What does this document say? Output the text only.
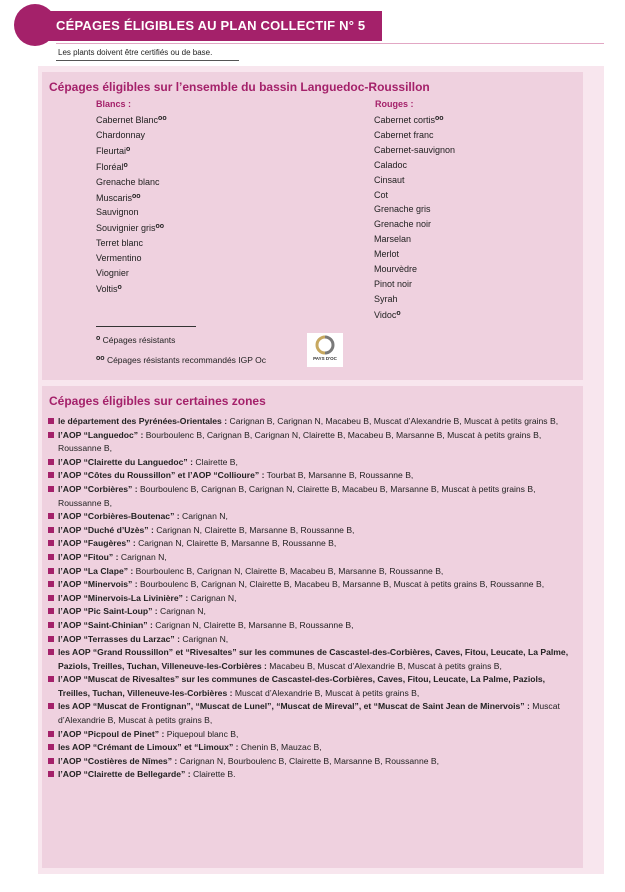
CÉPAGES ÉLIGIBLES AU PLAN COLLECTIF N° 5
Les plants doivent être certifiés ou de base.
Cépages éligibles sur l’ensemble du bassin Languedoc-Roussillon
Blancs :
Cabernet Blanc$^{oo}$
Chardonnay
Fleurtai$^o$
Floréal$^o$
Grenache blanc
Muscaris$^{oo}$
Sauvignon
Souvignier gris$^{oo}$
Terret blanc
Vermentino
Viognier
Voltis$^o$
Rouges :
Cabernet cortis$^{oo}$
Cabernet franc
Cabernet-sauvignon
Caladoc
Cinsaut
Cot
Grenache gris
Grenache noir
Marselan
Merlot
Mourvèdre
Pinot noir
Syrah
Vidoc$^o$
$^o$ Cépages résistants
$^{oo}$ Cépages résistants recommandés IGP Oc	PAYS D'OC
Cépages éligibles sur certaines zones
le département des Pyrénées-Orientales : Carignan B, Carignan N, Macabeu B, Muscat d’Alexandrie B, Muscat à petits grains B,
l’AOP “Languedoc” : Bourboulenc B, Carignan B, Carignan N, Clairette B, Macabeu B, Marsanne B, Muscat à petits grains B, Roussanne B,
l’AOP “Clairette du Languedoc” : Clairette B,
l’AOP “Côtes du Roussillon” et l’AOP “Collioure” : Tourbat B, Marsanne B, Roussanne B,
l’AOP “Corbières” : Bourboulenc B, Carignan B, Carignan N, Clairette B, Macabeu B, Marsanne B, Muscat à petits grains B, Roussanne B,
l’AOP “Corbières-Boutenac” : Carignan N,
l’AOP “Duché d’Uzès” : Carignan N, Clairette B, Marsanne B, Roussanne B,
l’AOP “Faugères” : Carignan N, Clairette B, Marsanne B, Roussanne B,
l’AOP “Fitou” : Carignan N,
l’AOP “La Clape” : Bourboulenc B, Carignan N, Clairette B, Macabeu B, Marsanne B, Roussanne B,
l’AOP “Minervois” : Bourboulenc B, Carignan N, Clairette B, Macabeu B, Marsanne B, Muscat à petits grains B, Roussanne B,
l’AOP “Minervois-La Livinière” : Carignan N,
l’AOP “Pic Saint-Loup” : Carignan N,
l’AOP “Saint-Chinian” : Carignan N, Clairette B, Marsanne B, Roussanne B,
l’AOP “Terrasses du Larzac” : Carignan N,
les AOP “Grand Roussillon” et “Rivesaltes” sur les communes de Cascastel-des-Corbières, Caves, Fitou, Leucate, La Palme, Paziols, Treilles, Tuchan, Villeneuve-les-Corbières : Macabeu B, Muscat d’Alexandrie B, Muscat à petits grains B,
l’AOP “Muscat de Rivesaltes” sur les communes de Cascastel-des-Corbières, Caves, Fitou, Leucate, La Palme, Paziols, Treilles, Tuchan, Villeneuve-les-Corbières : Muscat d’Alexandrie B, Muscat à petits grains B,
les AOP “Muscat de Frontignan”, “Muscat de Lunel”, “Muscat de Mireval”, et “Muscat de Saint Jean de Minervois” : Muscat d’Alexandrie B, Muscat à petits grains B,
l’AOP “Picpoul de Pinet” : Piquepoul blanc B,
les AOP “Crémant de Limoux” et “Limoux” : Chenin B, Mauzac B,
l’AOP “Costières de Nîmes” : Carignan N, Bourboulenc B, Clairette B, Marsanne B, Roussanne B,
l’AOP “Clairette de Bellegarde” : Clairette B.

────────────────

» Job: Print all the records again exactly; do not include any picture.

» Exercise answer:
What does this document say? Output the text only.
CÉPAGES ÉLIGIBLES AU PLAN COLLECTIF N° 5
Les plants doivent être certifiés ou de base.
Cépages éligibles sur l’ensemble du bassin Languedoc-Roussillon
Blancs :
Cabernet Blanc$^{oo}$
Chardonnay
Fleurtai$^o$
Floréal$^o$
Grenache blanc
Muscaris$^{oo}$
Sauvignon
Souvignier gris$^{oo}$
Terret blanc
Vermentino
Viognier
Voltis$^o$
Rouges :
Cabernet cortis$^{oo}$
Cabernet franc
Cabernet-sauvignon
Caladoc
Cinsaut
Cot
Grenache gris
Grenache noir
Marselan
Merlot
Mourvèdre
Pinot noir
Syrah
Vidoc$^o$
$^o$ Cépages résistants
$^{oo}$ Cépages résistants recommandés IGP Oc	PAYS D'OC
Cépages éligibles sur certaines zones
le département des Pyrénées-Orientales : Carignan B, Carignan N, Macabeu B, Muscat d’Alexandrie B, Muscat à petits grains B,
l’AOP “Languedoc” : Bourboulenc B, Carignan B, Carignan N, Clairette B, Macabeu B, Marsanne B, Muscat à petits grains B, Roussanne B,
l’AOP “Clairette du Languedoc” : Clairette B,
l’AOP “Côtes du Roussillon” et l’AOP “Collioure” : Tourbat B, Marsanne B, Roussanne B,
l’AOP “Corbières” : Bourboulenc B, Carignan B, Carignan N, Clairette B, Macabeu B, Marsanne B, Muscat à petits grains B, Roussanne B,
l’AOP “Corbières-Boutenac” : Carignan N,
l’AOP “Duché d’Uzès” : Carignan N, Clairette B, Marsanne B, Roussanne B,
l’AOP “Faugères” : Carignan N, Clairette B, Marsanne B, Roussanne B,
l’AOP “Fitou” : Carignan N,
l’AOP “La Clape” : Bourboulenc B, Carignan N, Clairette B, Macabeu B, Marsanne B, Roussanne B,
l’AOP “Minervois” : Bourboulenc B, Carignan N, Clairette B, Macabeu B, Marsanne B, Muscat à petits grains B, Roussanne B,
l’AOP “Minervois-La Livinière” : Carignan N,
l’AOP “Pic Saint-Loup” : Carignan N,
l’AOP “Saint-Chinian” : Carignan N, Clairette B, Marsanne B, Roussanne B,
l’AOP “Terrasses du Larzac” : Carignan N,
les AOP “Grand Roussillon” et “Rivesaltes” sur les communes de Cascastel-des-Corbières, Caves, Fitou, Leucate, La Palme, Paziols, Treilles, Tuchan, Villeneuve-les-Corbières : Macabeu B, Muscat d’Alexandrie B, Muscat à petits grains B,
l’AOP “Muscat de Rivesaltes” sur les communes de Cascastel-des-Corbières, Caves, Fitou, Leucate, La Palme, Paziols, Treilles, Tuchan, Villeneuve-les-Corbières : Muscat d’Alexandrie B, Muscat à petits grains B,
les AOP “Muscat de Frontignan”, “Muscat de Lunel”, “Muscat de Mireval”, et “Muscat de Saint Jean de Minervois” : Muscat d’Alexandrie B, Muscat à petits grains B,
l’AOP “Picpoul de Pinet” : Piquepoul blanc B,
les AOP “Crémant de Limoux” et “Limoux” : Chenin B, Mauzac B,
l’AOP “Costières de Nîmes” : Carignan N, Bourboulenc B, Clairette B, Marsanne B, Roussanne B,
l’AOP “Clairette de Bellegarde” : Clairette B.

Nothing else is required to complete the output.